Your objective >> Below is a listing. Gather each line of it that contains "structured".

Data extract >>
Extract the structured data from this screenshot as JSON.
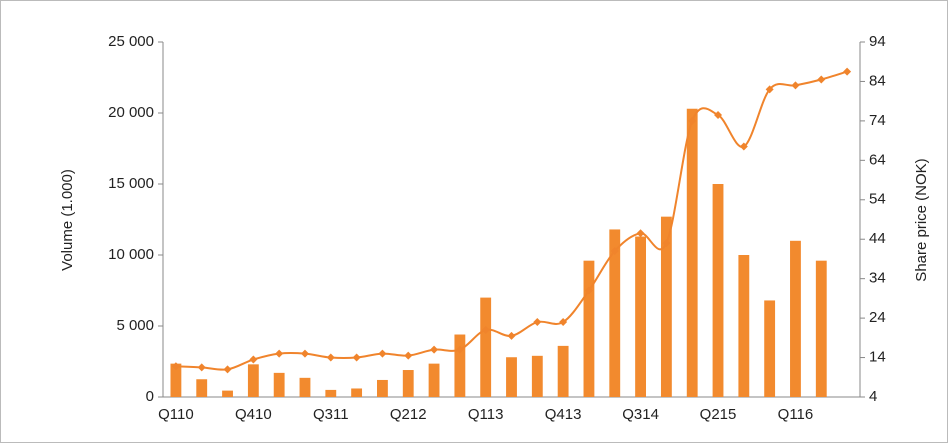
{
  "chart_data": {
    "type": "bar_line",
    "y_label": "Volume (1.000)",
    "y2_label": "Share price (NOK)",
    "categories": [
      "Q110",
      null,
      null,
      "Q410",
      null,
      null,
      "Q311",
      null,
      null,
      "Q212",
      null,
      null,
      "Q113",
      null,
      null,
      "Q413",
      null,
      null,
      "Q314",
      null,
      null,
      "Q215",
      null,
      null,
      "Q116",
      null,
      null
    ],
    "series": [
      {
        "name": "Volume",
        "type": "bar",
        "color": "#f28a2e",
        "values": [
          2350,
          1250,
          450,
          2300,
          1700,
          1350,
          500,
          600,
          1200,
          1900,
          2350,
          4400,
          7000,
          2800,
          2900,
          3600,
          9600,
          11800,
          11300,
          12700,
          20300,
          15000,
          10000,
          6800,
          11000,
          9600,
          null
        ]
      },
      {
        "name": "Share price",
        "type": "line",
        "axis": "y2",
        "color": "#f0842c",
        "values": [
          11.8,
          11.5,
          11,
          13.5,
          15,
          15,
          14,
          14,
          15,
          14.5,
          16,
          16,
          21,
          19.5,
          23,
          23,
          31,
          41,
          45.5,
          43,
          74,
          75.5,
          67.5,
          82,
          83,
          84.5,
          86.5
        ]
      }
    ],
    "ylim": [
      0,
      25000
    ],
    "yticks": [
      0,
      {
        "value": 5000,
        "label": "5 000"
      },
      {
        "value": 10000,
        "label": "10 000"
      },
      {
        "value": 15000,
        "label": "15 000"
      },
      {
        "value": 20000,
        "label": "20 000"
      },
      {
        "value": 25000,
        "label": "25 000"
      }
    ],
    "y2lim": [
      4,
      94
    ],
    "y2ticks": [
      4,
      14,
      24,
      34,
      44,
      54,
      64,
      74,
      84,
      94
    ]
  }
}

--

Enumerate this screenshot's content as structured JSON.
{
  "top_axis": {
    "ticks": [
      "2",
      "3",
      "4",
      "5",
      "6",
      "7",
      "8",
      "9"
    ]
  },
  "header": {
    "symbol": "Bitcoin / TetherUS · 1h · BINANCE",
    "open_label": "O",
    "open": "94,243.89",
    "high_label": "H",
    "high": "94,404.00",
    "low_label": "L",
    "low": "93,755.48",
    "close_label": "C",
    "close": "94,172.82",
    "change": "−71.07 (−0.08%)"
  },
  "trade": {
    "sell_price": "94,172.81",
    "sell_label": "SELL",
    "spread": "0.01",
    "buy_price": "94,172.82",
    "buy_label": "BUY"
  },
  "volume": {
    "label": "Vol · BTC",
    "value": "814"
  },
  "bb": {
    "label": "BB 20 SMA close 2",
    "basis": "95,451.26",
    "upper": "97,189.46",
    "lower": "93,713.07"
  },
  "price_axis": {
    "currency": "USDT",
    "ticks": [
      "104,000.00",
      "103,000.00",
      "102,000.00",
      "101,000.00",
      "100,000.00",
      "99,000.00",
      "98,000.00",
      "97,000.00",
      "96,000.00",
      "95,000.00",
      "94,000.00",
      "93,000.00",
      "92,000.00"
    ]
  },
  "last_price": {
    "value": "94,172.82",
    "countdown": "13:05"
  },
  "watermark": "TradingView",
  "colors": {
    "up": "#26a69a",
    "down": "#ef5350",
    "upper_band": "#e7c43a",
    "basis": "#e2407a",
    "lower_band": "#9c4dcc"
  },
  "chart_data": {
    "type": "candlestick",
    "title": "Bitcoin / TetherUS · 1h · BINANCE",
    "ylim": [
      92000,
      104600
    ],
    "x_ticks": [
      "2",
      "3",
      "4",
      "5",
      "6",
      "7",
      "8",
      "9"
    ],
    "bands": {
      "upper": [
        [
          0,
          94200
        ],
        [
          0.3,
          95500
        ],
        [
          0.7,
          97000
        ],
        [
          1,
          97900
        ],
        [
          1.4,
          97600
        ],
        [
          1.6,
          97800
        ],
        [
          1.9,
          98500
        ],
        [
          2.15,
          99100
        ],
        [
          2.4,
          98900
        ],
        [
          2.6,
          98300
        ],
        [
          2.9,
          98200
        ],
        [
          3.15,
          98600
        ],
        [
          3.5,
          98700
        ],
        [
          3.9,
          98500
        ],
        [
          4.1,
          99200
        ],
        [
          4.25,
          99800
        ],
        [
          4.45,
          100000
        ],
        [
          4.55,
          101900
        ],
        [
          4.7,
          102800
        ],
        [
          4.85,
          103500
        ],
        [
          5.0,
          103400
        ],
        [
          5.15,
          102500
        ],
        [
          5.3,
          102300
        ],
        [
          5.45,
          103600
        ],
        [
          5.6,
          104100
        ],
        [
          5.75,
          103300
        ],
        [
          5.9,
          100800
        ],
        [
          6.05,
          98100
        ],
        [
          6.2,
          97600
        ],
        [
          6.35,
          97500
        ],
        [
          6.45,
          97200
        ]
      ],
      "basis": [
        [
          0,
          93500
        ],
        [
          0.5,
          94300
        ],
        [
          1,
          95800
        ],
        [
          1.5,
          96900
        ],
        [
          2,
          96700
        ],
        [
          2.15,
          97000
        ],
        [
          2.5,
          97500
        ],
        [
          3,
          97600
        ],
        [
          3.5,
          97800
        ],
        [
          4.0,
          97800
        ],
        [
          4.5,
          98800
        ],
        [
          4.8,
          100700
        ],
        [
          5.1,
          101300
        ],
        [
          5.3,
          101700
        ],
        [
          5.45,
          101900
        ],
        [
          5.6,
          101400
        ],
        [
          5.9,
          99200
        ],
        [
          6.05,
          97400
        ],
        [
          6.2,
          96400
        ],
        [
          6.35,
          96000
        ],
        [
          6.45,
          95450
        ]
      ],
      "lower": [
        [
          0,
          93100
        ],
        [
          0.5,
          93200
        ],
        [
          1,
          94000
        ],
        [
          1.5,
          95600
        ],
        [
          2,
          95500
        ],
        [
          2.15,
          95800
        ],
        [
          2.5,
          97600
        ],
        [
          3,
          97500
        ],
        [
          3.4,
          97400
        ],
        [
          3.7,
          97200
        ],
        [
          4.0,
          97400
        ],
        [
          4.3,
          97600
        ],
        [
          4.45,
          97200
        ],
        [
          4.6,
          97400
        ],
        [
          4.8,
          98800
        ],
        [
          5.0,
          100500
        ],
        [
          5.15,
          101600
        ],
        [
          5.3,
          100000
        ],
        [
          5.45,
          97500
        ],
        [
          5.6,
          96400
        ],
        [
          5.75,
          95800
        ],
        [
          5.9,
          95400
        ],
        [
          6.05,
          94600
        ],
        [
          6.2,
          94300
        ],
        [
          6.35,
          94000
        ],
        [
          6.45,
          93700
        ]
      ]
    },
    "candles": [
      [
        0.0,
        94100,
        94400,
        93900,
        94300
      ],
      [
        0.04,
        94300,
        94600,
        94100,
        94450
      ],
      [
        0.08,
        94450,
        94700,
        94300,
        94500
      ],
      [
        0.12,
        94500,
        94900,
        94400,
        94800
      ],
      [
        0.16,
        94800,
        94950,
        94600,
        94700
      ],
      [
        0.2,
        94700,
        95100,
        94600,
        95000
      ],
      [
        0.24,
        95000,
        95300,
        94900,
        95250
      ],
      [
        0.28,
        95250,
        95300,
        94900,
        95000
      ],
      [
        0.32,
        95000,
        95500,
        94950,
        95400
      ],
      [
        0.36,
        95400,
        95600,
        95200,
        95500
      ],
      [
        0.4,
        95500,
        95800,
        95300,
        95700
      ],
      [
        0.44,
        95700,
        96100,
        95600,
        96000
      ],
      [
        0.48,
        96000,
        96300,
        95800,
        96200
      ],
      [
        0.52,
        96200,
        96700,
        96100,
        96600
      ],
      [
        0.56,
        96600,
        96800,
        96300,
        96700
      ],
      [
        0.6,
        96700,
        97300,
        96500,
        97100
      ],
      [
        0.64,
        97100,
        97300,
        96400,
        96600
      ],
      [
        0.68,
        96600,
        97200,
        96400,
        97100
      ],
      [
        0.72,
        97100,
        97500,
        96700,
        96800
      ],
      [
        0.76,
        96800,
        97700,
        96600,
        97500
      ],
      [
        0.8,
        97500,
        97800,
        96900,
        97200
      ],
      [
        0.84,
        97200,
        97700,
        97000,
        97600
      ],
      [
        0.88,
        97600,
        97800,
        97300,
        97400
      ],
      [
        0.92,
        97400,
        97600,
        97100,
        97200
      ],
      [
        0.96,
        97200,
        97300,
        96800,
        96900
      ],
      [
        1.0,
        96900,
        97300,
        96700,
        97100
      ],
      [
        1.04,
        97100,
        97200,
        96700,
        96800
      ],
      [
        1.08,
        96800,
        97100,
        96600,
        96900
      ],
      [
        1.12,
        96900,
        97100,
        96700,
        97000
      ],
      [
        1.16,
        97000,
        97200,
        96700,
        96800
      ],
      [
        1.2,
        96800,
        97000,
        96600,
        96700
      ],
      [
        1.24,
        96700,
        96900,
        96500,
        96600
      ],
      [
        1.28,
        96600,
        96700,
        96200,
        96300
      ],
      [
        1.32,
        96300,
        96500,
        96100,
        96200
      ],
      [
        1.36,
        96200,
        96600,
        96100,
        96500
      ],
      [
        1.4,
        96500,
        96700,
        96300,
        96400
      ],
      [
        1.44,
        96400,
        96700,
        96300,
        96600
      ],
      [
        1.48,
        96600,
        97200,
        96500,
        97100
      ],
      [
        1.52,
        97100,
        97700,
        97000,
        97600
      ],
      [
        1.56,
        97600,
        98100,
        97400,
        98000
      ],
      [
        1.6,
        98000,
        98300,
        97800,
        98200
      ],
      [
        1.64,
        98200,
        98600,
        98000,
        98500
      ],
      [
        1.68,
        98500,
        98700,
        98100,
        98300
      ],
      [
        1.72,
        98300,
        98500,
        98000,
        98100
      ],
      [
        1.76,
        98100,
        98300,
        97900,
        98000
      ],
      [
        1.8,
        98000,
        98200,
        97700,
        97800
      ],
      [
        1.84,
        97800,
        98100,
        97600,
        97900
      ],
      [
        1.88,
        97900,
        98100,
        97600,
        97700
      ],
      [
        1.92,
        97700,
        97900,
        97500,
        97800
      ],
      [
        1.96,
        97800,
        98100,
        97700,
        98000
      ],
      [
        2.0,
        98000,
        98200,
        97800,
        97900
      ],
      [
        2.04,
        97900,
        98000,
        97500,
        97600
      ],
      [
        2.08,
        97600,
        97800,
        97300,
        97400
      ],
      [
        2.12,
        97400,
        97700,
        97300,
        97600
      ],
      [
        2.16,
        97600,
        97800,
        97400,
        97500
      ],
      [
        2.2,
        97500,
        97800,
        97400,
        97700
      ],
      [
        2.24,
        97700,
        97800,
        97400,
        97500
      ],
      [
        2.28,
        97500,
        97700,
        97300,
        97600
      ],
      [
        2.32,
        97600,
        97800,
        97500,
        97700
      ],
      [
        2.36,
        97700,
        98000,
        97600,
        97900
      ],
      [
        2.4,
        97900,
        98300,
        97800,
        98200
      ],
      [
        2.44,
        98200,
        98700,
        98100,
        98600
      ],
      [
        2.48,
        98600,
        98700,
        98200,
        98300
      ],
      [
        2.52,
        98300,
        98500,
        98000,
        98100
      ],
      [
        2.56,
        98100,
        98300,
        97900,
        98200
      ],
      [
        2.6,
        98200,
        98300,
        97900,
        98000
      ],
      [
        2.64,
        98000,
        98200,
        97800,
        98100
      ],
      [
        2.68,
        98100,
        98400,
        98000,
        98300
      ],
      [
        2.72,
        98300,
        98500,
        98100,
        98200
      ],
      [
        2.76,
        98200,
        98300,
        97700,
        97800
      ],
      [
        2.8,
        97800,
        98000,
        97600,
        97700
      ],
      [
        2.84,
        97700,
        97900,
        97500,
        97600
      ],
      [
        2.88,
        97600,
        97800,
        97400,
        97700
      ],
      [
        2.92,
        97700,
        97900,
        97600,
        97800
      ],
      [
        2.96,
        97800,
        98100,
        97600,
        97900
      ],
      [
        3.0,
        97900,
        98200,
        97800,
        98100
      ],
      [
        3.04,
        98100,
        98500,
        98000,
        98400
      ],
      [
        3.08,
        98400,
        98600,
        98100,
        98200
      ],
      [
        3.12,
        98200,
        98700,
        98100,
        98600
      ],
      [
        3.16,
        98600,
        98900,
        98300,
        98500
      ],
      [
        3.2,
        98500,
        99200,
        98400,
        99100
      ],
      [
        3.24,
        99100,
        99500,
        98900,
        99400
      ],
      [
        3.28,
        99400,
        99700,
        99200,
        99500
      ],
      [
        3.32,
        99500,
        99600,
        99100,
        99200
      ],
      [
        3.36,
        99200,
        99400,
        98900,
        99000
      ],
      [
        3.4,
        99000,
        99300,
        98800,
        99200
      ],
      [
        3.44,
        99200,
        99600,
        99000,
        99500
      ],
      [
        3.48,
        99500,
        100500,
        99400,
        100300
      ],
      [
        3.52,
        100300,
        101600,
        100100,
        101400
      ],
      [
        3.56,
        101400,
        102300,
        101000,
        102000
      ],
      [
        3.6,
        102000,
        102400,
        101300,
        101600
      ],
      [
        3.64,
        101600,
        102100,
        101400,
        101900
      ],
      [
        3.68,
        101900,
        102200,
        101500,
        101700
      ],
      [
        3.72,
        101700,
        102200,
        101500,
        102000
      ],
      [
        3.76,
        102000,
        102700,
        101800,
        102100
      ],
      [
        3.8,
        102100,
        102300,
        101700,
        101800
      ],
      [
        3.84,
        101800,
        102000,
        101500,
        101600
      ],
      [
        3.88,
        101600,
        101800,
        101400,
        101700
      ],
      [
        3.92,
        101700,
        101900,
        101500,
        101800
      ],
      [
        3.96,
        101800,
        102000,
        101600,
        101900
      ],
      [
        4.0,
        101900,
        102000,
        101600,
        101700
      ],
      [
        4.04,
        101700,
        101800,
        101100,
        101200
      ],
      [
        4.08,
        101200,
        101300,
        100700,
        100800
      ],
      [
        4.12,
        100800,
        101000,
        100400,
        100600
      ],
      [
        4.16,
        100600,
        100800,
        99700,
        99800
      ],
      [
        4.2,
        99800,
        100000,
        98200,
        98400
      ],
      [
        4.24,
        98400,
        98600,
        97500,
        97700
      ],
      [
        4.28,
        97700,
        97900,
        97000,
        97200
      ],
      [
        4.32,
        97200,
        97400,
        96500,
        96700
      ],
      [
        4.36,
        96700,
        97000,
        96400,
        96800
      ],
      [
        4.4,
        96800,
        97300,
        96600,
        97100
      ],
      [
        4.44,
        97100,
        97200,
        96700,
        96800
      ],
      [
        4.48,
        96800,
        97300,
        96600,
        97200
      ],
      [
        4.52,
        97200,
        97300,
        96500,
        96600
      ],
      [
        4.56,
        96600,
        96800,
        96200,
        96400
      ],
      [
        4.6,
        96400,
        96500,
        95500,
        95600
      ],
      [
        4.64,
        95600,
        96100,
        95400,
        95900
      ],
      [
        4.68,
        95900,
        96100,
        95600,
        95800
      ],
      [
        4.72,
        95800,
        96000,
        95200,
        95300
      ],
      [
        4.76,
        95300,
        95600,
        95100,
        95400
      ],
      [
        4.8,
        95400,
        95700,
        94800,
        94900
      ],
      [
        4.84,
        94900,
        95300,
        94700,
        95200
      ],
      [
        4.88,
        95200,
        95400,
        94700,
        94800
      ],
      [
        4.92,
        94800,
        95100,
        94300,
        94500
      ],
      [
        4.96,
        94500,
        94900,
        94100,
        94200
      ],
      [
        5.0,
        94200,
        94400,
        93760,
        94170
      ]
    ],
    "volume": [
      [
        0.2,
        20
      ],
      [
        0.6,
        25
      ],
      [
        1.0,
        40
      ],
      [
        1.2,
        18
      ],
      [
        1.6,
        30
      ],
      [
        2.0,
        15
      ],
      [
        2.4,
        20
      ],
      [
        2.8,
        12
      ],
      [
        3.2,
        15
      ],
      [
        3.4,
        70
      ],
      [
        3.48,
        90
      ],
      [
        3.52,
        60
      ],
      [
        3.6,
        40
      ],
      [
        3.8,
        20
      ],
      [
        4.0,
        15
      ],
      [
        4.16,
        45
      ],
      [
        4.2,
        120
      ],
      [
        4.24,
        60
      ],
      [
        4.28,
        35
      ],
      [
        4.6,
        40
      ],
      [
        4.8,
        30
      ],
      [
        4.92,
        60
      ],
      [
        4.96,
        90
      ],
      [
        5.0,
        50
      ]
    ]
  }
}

Complete response >>
Extract the structured data from this screenshot as JSON.
Enumerate this screenshot's content as structured JSON.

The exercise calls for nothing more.